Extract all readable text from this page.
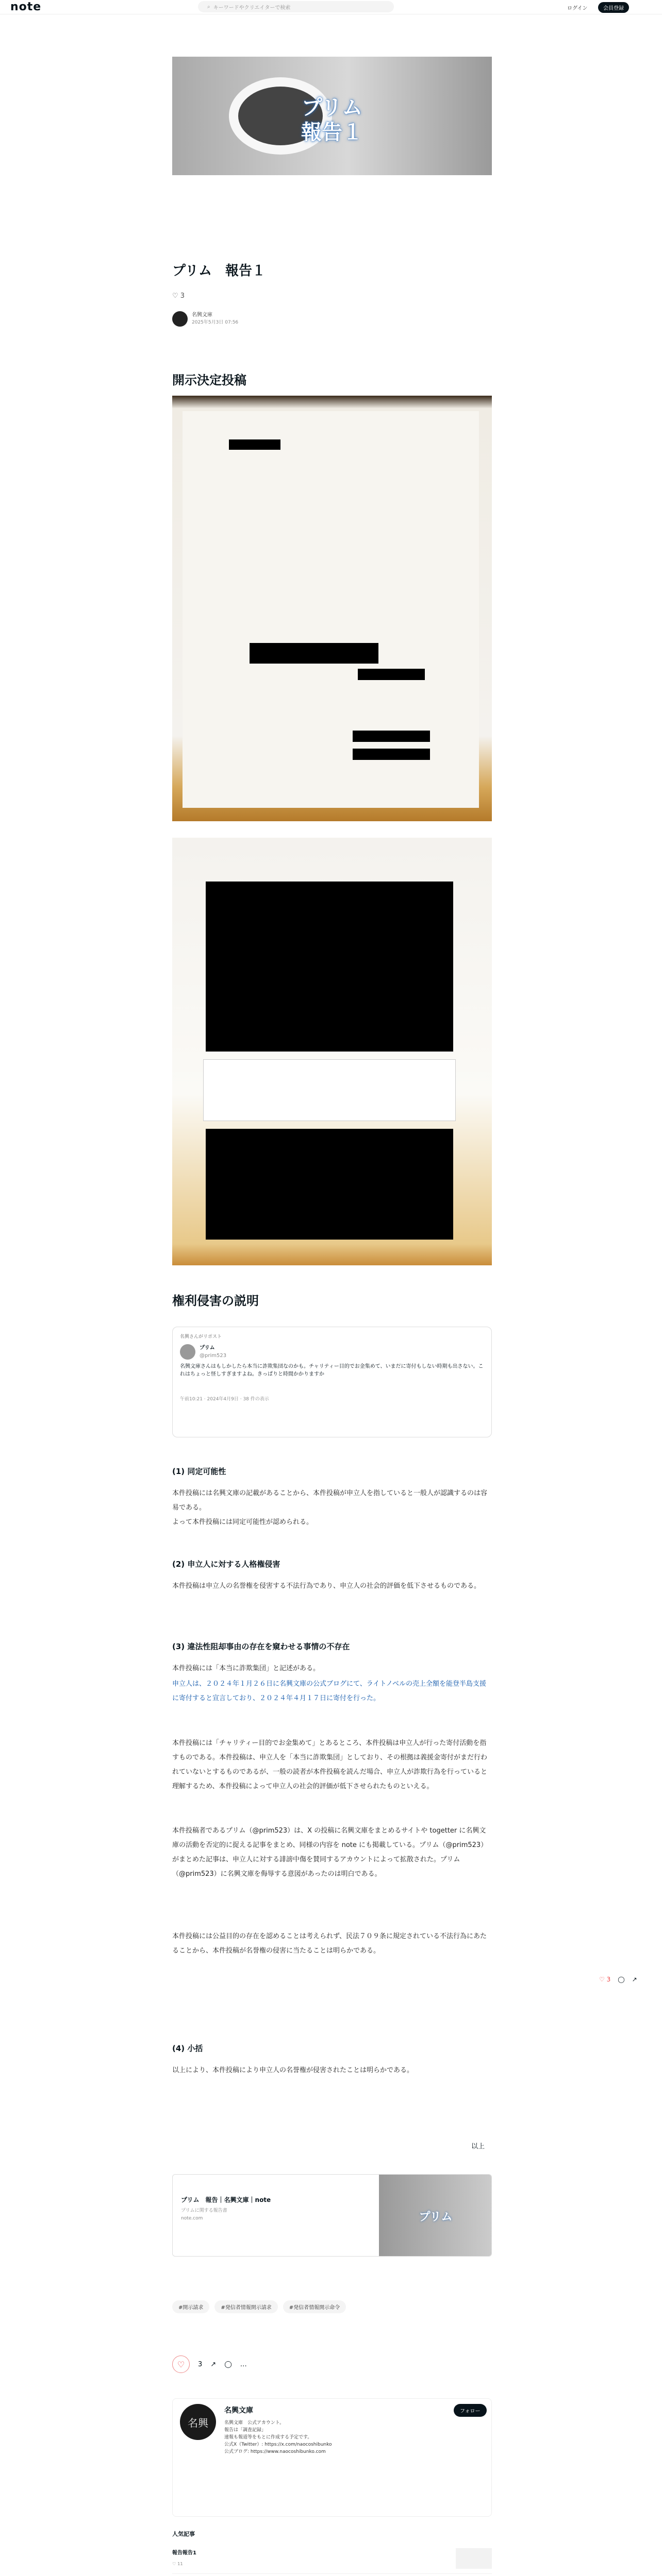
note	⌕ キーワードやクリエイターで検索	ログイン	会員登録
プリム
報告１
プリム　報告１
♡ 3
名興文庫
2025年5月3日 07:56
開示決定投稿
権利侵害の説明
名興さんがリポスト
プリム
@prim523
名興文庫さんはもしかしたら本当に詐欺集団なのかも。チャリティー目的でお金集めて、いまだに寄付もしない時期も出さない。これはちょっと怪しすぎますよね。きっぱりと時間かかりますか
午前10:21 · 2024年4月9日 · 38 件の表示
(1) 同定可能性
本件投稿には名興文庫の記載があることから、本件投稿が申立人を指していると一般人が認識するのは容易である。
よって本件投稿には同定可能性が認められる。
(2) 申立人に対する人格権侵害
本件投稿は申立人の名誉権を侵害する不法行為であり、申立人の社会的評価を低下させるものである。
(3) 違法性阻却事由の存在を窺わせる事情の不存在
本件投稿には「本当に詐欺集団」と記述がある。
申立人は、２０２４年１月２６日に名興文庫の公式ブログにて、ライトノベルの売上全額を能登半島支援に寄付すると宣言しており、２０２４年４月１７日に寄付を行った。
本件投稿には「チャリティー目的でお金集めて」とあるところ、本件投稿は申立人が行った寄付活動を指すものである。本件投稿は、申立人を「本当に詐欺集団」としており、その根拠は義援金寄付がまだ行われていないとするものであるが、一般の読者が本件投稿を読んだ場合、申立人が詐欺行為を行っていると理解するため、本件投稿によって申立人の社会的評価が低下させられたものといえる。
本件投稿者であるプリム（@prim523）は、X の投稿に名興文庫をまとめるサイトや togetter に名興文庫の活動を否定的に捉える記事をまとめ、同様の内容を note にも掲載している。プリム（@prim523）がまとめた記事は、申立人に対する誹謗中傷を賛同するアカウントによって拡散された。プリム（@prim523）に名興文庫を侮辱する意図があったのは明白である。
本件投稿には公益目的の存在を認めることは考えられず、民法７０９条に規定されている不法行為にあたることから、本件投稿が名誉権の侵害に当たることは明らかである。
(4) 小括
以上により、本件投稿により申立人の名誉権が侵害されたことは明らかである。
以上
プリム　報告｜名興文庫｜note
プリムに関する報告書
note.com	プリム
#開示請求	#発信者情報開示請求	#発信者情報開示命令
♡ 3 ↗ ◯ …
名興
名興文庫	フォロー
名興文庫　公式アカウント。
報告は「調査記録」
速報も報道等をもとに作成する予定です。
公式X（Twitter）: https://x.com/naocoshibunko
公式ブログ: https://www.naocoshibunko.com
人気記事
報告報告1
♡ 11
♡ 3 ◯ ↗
━━━━━━━━━━
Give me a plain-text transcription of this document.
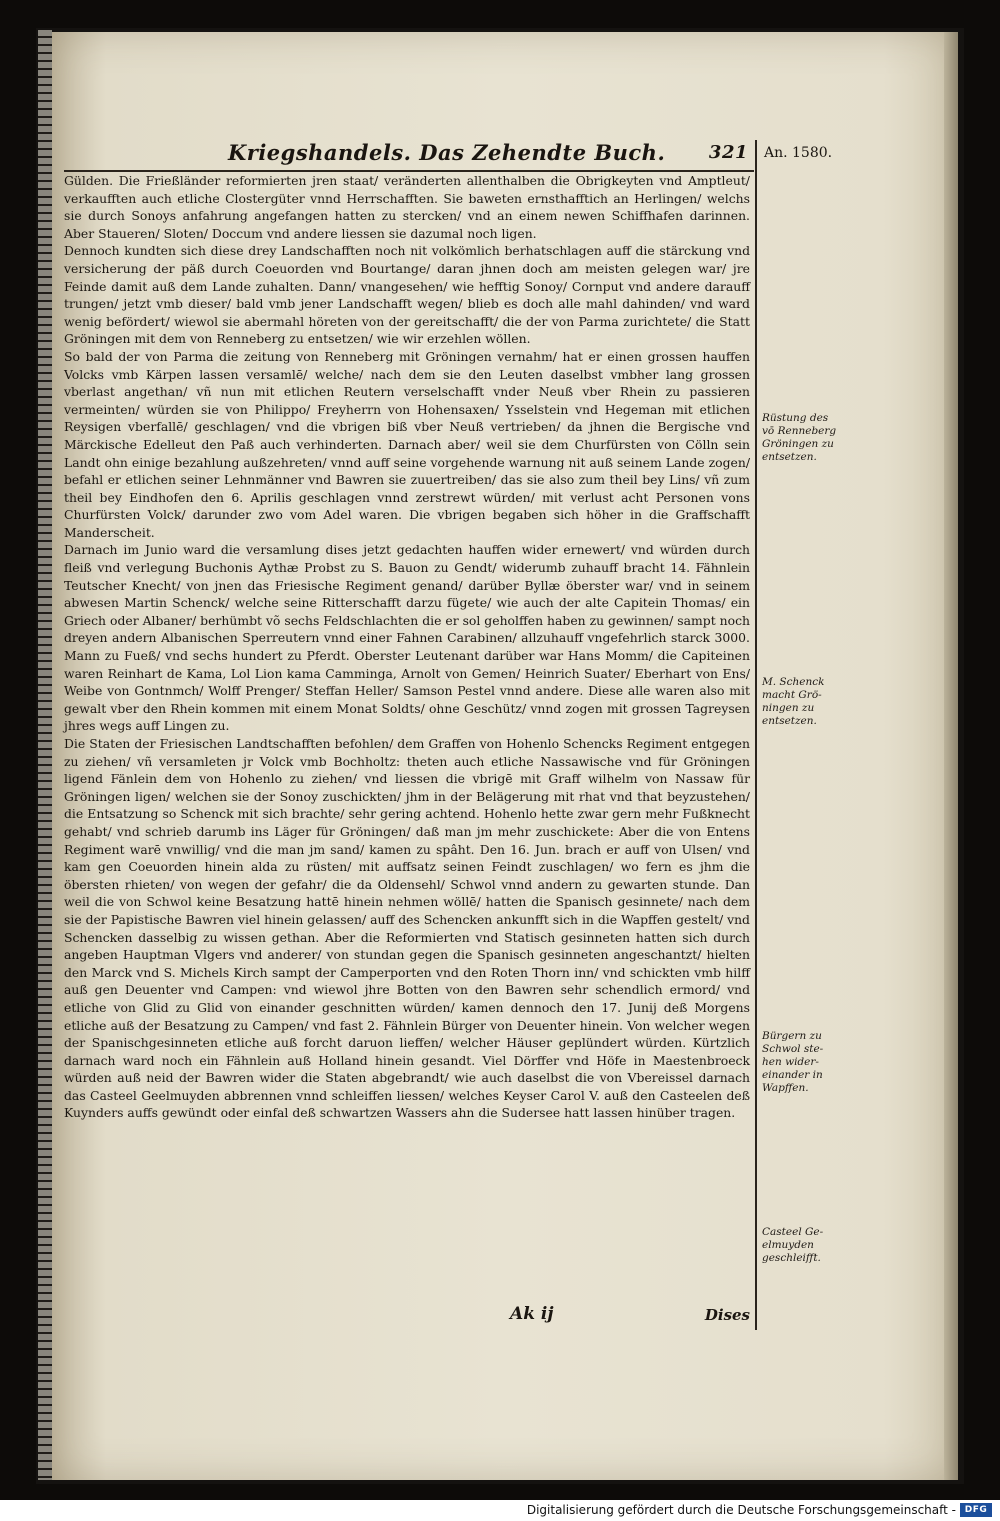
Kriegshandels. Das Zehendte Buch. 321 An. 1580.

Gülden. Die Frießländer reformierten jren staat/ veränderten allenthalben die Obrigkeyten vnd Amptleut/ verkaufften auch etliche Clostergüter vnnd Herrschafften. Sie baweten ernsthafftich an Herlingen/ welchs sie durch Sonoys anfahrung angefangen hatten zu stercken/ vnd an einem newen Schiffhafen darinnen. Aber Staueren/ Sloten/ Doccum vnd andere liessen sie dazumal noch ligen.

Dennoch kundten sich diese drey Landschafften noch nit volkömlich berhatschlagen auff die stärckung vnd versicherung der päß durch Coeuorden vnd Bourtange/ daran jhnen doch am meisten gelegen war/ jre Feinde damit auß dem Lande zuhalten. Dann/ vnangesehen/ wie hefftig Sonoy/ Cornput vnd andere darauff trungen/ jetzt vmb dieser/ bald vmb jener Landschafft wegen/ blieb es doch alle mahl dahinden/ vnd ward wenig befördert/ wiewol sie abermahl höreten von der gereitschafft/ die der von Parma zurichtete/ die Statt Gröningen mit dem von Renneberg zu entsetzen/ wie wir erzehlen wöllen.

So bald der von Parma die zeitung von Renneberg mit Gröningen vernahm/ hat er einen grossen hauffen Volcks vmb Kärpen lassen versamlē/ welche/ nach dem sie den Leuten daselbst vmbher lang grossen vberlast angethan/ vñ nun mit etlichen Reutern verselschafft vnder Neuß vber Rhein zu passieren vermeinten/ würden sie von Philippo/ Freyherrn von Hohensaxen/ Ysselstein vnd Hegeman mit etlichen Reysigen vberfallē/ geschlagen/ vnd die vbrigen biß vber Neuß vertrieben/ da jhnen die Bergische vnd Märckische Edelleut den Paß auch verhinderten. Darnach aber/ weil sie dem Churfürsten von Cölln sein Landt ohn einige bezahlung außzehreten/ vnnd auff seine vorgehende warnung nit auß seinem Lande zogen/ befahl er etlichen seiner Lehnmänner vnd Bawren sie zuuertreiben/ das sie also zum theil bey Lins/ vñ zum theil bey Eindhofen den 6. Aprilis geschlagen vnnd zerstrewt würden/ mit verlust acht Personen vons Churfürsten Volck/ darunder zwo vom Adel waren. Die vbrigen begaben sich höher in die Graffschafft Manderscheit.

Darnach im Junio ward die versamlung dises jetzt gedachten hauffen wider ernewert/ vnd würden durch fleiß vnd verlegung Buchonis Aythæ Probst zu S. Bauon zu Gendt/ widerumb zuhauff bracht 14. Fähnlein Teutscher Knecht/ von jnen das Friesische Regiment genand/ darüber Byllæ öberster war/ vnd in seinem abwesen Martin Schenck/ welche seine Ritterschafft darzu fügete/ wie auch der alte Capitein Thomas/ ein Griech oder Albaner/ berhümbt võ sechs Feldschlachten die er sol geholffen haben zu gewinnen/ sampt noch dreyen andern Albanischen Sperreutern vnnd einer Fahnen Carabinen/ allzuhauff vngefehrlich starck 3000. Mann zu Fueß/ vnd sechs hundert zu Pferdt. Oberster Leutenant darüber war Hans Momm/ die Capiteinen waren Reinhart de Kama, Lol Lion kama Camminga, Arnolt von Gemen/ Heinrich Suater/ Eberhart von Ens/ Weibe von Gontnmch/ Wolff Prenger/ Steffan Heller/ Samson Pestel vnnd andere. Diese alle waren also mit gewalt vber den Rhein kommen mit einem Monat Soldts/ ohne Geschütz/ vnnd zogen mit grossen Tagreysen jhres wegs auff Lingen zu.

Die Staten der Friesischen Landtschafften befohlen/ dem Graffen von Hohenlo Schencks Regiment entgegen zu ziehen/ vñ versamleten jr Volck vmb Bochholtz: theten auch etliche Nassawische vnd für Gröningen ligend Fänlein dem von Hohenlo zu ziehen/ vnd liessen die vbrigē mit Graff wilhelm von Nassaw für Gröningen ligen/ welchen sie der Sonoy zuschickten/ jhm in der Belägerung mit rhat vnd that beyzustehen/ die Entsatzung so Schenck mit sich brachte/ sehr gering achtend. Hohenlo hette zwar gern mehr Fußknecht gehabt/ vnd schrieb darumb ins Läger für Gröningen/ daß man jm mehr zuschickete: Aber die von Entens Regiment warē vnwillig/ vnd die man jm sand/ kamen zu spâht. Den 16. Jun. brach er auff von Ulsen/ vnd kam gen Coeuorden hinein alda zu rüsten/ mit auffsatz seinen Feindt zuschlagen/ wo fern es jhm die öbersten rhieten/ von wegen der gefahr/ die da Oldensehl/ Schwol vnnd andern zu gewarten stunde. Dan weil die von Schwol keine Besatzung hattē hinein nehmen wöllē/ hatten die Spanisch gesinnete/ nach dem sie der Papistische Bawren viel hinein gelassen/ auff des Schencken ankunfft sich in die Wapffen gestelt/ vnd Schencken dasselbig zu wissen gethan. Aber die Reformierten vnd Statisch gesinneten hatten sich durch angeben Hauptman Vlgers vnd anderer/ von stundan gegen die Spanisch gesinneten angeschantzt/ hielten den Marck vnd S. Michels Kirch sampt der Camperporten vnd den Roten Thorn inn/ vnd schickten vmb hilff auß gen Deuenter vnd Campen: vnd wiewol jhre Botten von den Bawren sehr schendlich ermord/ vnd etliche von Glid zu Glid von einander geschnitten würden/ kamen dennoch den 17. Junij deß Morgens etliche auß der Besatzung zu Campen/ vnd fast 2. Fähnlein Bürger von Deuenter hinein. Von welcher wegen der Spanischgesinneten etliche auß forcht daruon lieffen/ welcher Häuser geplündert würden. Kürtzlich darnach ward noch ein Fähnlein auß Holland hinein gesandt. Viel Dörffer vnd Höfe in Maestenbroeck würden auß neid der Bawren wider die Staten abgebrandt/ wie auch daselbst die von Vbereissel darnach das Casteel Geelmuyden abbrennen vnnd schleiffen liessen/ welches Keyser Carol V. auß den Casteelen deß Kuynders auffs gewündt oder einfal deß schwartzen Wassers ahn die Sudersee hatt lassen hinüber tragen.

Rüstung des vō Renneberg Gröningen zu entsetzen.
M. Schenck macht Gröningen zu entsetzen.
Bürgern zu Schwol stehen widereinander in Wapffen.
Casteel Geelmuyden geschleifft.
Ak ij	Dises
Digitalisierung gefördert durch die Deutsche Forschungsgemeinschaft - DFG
━━━━━━━━━━
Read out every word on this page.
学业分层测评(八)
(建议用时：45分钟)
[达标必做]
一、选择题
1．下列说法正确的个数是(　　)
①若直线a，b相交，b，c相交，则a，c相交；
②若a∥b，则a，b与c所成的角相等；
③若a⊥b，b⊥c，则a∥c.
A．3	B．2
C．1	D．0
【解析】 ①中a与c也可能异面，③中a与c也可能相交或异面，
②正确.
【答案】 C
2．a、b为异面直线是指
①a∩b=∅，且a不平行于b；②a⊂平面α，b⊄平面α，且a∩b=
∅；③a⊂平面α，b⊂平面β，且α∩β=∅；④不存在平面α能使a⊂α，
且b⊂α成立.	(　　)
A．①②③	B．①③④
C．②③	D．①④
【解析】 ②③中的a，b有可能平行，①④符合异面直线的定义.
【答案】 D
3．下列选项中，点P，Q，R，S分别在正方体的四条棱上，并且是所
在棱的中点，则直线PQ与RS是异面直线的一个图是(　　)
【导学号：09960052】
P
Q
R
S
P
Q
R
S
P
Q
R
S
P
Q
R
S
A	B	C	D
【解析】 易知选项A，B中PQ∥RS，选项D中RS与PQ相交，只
━━━━━━━━━━
> Set problem
Which lines above contain "this"? Show each of them.

> The solution
Extract all readable text from this page.
Give me a plain-text transcription of this document.
Read out every word on this page.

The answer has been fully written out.